### Selected text

====

V. Conclusion: The Tool Box Story

The story told by this voyage is clear, and advances the observation of Alexander, Riordan, Fennessey, and Pallas (1982) that "academic variables are much more potent predictors of college completion" than social background variables (p. 324), Hearn's analysis of "non-traditional enrollment styles," and Cabrera, Nora, and Castaneda's (1993) remarkable adjustment in the retention-modeling literature in unburying academic performance as a powerful, direct influence on the momentum toward degrees. It helps us advise and guide students no matter what paths of attendance they follow through higher education. It tells us that if degree-completion lags for any student or group of students, the situation is fixable. We learn where to take the tool box, and what tools to use.

One must acknowledge that SES has a continuing influence in life-course events. But the analysis here (and elsewhere) indicates how much education can mitigate those effects-and in both directions (downward mobility is not a chimera). If SES were an overpowering presence, the tool box directions would be futile. Optimism is the preferred stance.

====

### Job
Carry on the conclusion about academic preparation and college degree completion from the point where it stops.

====

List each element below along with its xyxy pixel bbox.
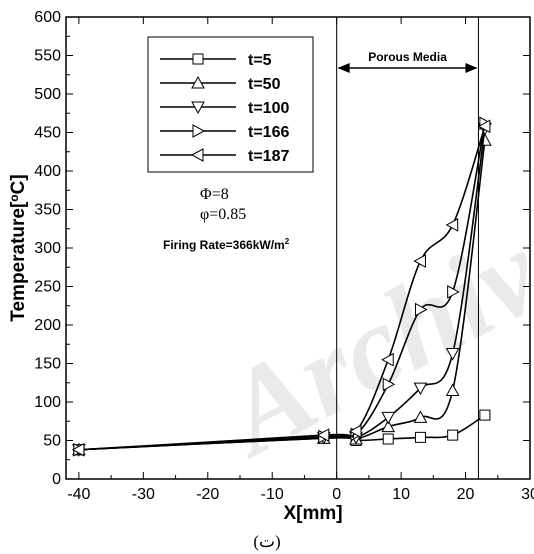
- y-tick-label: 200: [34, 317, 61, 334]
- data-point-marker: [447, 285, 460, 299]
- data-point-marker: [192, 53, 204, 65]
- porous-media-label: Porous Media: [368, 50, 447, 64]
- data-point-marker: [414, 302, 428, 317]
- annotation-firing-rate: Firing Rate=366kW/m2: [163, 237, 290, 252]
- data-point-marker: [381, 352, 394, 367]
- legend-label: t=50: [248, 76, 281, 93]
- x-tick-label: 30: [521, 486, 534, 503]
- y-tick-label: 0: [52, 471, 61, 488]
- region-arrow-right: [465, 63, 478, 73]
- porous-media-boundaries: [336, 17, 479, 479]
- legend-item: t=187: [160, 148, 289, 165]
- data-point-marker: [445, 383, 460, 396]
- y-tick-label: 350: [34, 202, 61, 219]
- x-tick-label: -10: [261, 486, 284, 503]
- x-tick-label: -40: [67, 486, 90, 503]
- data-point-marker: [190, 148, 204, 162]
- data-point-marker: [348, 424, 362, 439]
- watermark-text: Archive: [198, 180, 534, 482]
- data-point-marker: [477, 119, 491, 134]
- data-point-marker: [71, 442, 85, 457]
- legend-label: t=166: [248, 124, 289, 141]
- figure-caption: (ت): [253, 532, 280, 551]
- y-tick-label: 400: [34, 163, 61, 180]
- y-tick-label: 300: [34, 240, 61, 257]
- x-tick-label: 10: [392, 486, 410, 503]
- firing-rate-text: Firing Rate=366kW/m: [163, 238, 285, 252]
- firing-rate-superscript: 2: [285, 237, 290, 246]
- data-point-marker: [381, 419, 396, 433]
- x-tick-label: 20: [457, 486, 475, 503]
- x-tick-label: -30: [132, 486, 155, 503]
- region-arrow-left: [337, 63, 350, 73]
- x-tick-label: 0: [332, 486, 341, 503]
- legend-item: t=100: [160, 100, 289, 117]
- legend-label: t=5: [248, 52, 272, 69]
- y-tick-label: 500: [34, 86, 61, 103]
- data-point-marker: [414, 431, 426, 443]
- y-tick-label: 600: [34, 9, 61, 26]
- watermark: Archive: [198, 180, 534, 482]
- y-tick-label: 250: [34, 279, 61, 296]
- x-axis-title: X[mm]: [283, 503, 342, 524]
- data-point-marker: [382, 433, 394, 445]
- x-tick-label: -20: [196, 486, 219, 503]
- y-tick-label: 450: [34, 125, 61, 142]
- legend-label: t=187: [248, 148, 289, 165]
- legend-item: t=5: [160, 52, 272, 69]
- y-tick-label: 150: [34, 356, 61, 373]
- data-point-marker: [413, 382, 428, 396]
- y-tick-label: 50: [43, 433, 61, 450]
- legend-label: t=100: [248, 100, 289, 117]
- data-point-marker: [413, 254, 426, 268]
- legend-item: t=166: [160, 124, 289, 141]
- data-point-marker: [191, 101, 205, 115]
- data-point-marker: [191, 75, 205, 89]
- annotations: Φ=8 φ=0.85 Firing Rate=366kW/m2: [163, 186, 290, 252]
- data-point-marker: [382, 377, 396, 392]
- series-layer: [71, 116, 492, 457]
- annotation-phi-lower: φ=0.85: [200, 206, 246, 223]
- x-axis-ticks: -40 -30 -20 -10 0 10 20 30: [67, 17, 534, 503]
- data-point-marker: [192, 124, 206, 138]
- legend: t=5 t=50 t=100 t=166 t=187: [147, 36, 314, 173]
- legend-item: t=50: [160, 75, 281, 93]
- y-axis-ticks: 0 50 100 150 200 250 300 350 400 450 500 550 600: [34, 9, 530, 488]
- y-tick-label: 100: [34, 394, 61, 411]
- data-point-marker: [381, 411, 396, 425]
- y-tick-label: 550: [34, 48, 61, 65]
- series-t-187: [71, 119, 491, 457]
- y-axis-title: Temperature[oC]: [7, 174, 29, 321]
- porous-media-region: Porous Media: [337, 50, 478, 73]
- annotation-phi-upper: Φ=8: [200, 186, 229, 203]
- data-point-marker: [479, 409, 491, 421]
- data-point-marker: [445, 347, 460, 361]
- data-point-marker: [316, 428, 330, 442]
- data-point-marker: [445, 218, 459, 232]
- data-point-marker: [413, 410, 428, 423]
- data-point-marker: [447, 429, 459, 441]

====

### Task answer
There is an obvious academic line to the story. To admit that some students are not prepared for the academic demands of the particular higher education environment in which they initially find themselves seems to be some form of heresy in the research traditions on this issue. We do students no favors by advancing to center stage complex stories built from marginal variables to explain why they don't finish degrees. Yes, there are psychological and personal reasons for non-completion, but these are extraordinarily difficult to micromanage. The tool box does not offer much help. At the same time, "academic demands" and "environment" are both relative and varied. Some students may struggle to major in a field they did not understand well enough before they cross the threshold of the major, e.g. engineering (Adelman, 1998) or over-estimate their own talent and proclivities in the field, e.g. music. If their academic performance lags, they may (1) migrate to another major either without stopping-out or with a short term of non-continuous enrollment, (2) stop-out and rethink what they are doing in higher education, perhaps returning in one or two years, (3) turn up as provisional permanent drop-outs at age 30, or (4) change institutions in combination with changed field and stop-out. As this analysis has demonstrated, changing institutions has minor effects on completion. Academic preparation, continuous enrollment, and early academic performance, on the other hand, prove to be what counts.

This tripartite message has dimensions that can—and should—be heeded by those to make and execute policy for higher education, by those who advise and guide students in both high school and college, by those involved in research and evaluation of the school/college continuum, and by students themselves. Let's reflect on these dimensions.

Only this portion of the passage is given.